- **Information given**:

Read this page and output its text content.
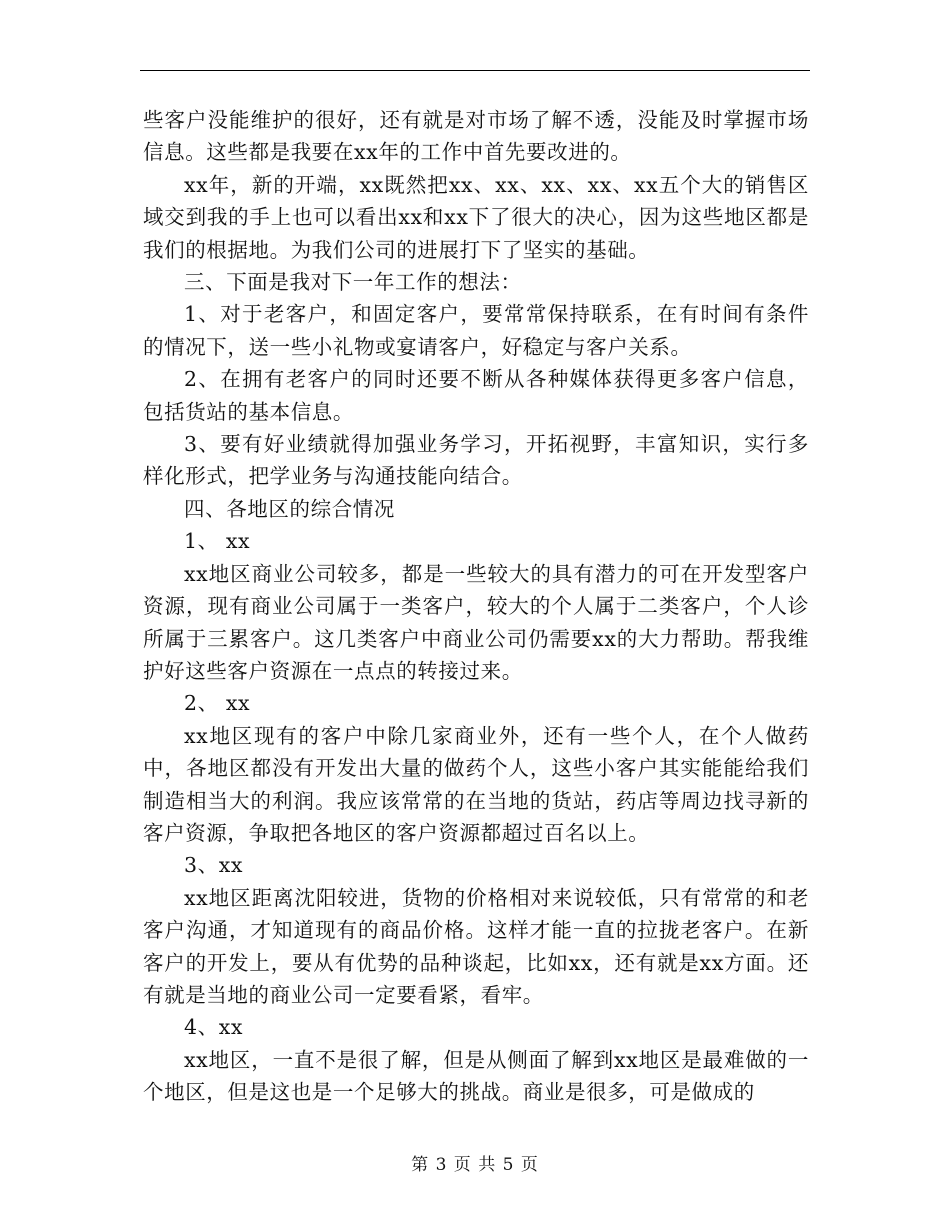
些客户没能维护的很好，还有就是对市场了解不透，没能及时掌握市场信息。这些都是我要在xx年的工作中首先要改进的。

xx年，新的开端，xx既然把xx、xx、xx、xx、xx五个大的销售区域交到我的手上也可以看出xx和xx下了很大的决心，因为这些地区都是我们的根据地。为我们公司的进展打下了坚实的基础。

三、下面是我对下一年工作的想法：

1、对于老客户，和固定客户，要常常保持联系，在有时间有条件的情况下，送一些小礼物或宴请客户，好稳定与客户关系。

2、在拥有老客户的同时还要不断从各种媒体获得更多客户信息，包括货站的基本信息。

3、要有好业绩就得加强业务学习，开拓视野，丰富知识，实行多样化形式，把学业务与沟通技能向结合。

四、各地区的综合情况

1、 xx

xx地区商业公司较多，都是一些较大的具有潜力的可在开发型客户资源，现有商业公司属于一类客户，较大的个人属于二类客户，个人诊所属于三累客户。这几类客户中商业公司仍需要xx的大力帮助。帮我维护好这些客户资源在一点点的转接过来。

2、 xx

xx地区现有的客户中除几家商业外，还有一些个人，在个人做药中，各地区都没有开发出大量的做药个人，这些小客户其实能能给我们制造相当大的利润。我应该常常的在当地的货站，药店等周边找寻新的客户资源，争取把各地区的客户资源都超过百名以上。

3、xx

xx地区距离沈阳较进，货物的价格相对来说较低，只有常常的和老客户沟通，才知道现有的商品价格。这样才能一直的拉拢老客户。在新客户的开发上，要从有优势的品种谈起，比如xx，还有就是xx方面。还有就是当地的商业公司一定要看紧，看牢。

4、xx

xx地区，一直不是很了解，但是从侧面了解到xx地区是最难做的一个地区，但是这也是一个足够大的挑战。商业是很多，可是做成的

第 3 页 共 5 页
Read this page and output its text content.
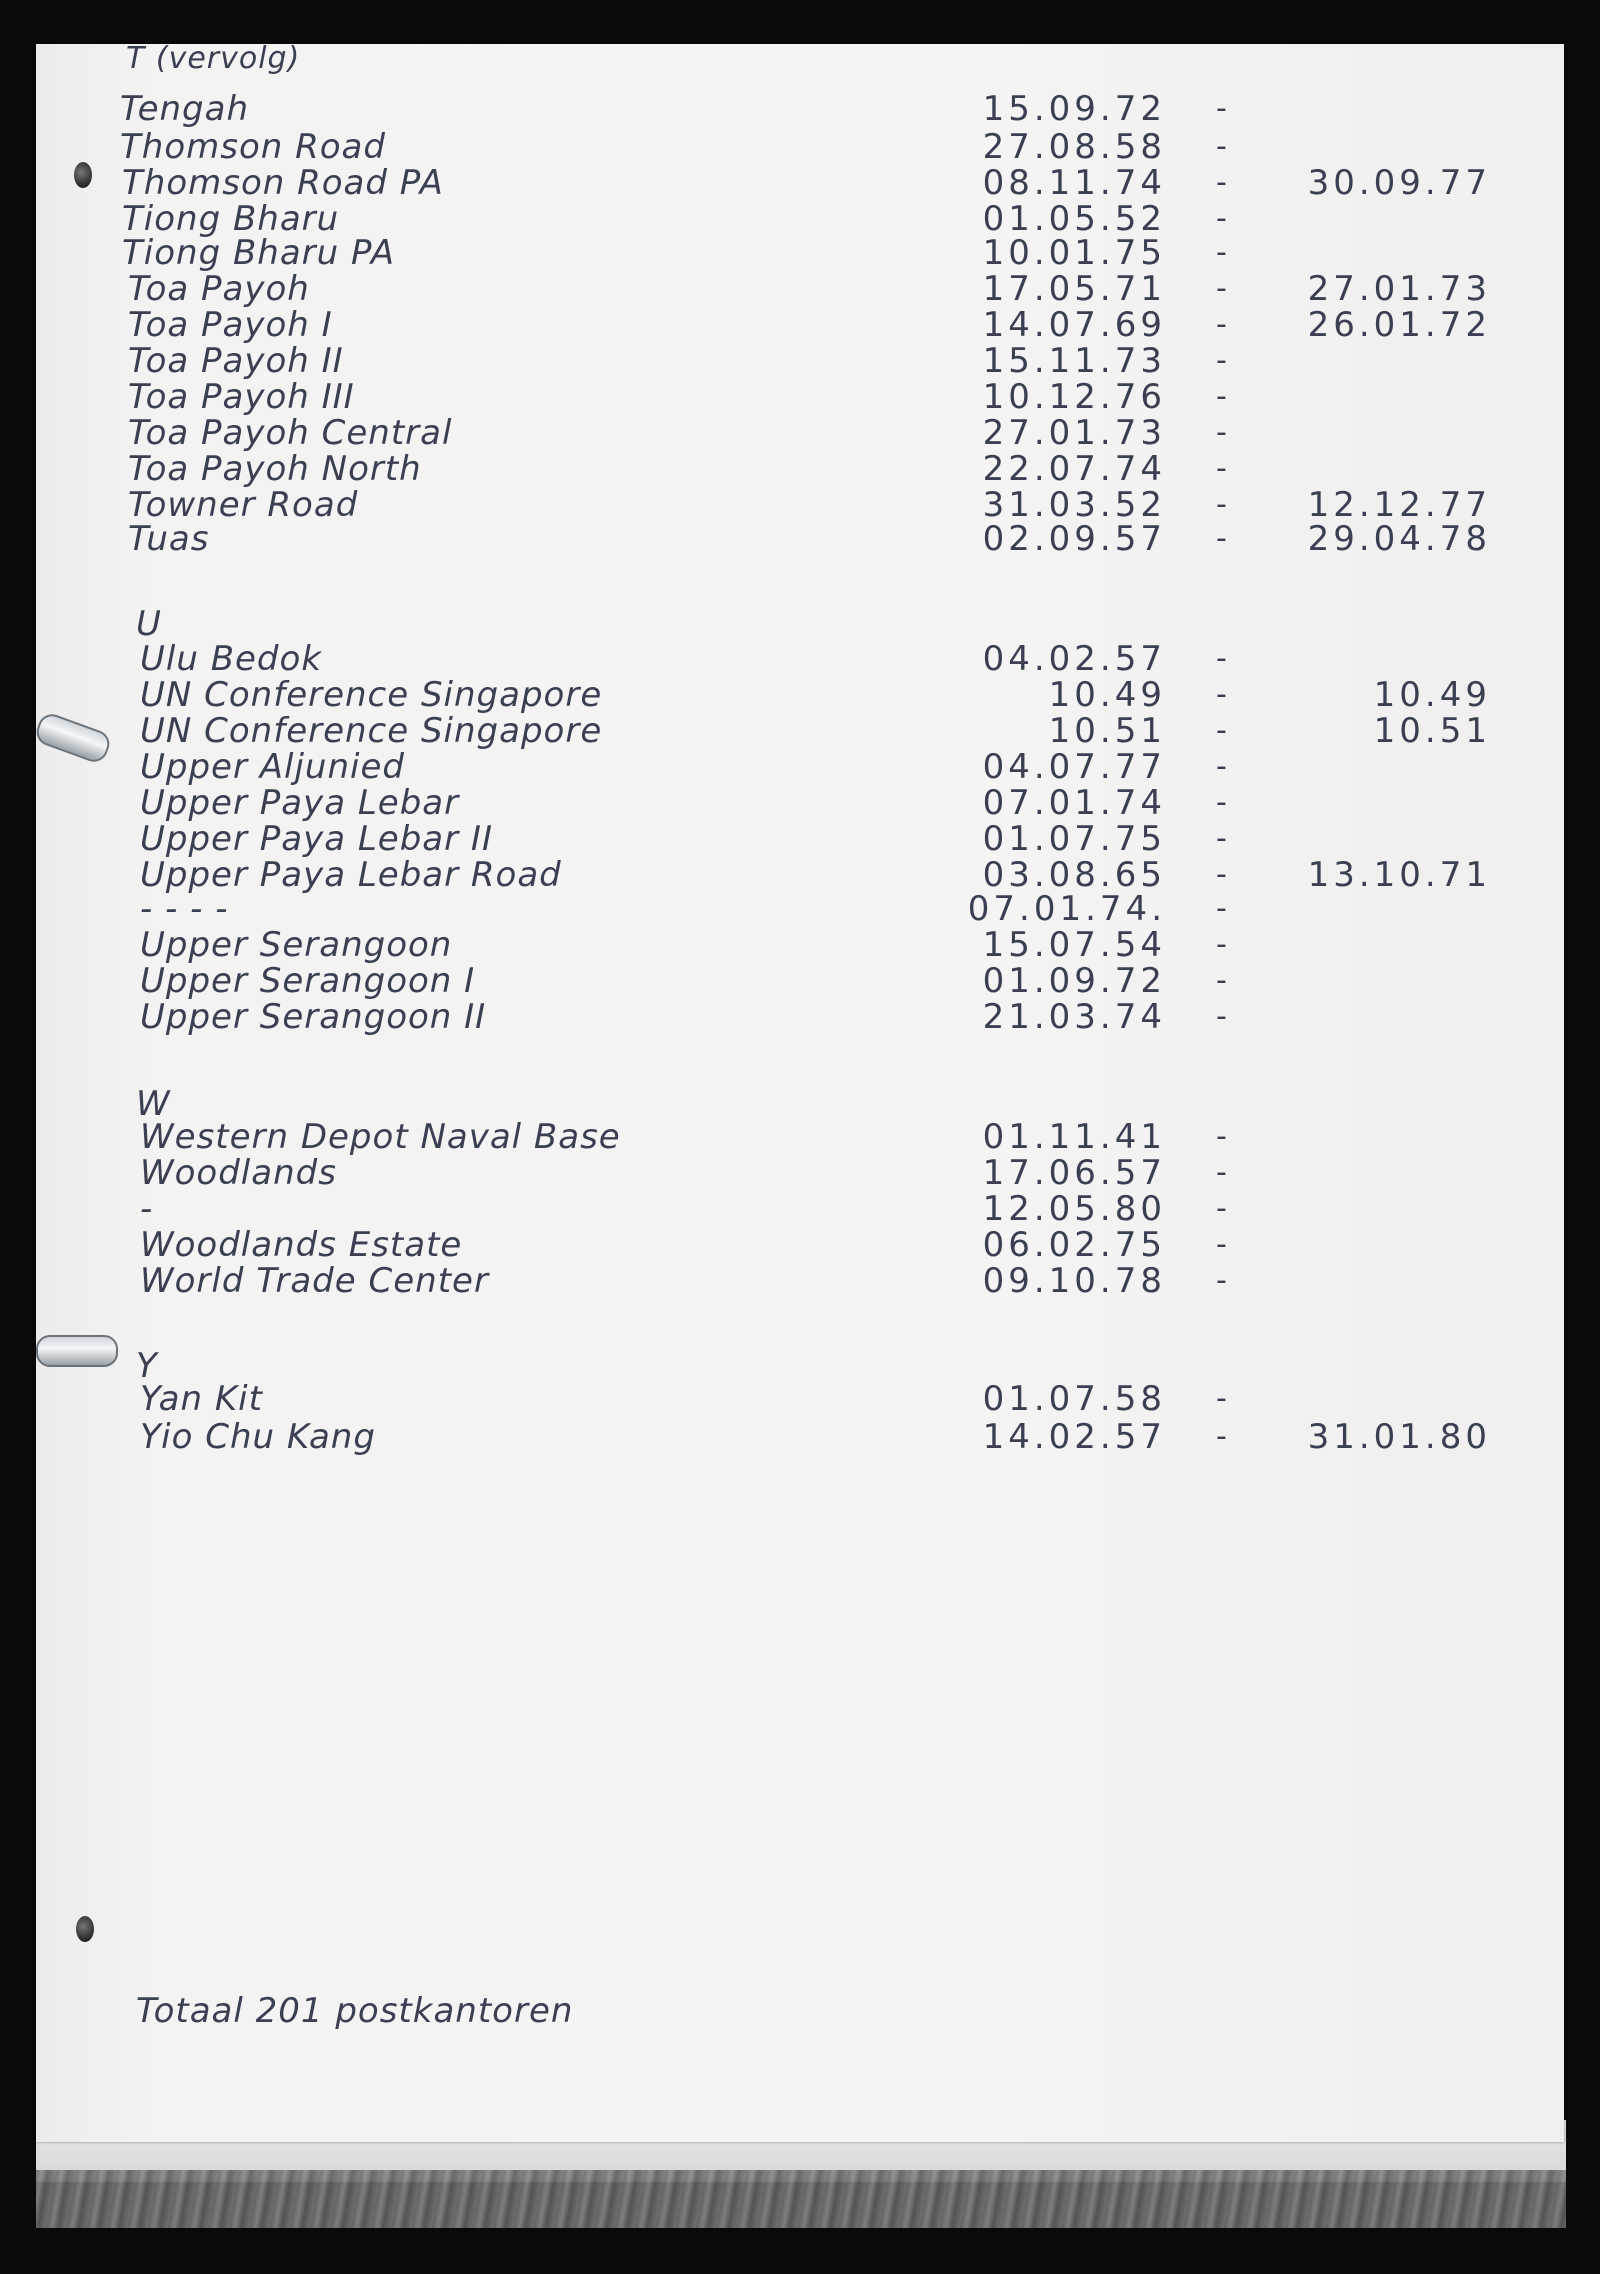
T (vervolg)
Totaal 201 postkantoren
Tengah	15.09.72 -
Thomson Road	27.08.58 -
Thomson Road PA	08.11.74 - 30.09.77
Tiong Bharu	01.05.52 -
Tiong Bharu PA	10.01.75 -
Toa Payoh	17.05.71 - 27.01.73
Toa Payoh I	14.07.69 - 26.01.72
Toa Payoh II	15.11.73 -
Toa Payoh III	10.12.76 -
Toa Payoh Central	27.01.73 -
Toa Payoh North	22.07.74 -
Towner Road	31.03.52 - 12.12.77
Tuas	02.09.57 - 29.04.78
U
Ulu Bedok	04.02.57 -
UN Conference Singapore	10.49 -	10.49
UN Conference Singapore	10.51 -	10.51
Upper Aljunied	04.07.77 -
Upper Paya Lebar	07.01.74 -
Upper Paya Lebar II	01.07.75 -
Upper Paya Lebar Road	03.08.65 - 13.10.71
- - - -	07.01.74. -
Upper Serangoon	15.07.54 -
Upper Serangoon I	01.09.72 -
Upper Serangoon II	21.03.74 -
W
Western Depot Naval Base	01.11.41 -
Woodlands	17.06.57 -
-	12.05.80 -
Woodlands Estate	06.02.75 -
World Trade Center	09.10.78 -
Y
Yan Kit	01.07.58 -
Yio Chu Kang	14.02.57 - 31.01.80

- **What you are asked to do**:
Which lines include the word "Conference"? List them all.

- **Exercise result**:
UN Conference Singapore	10.49 -	10.49
UN Conference Singapore	10.51 -	10.51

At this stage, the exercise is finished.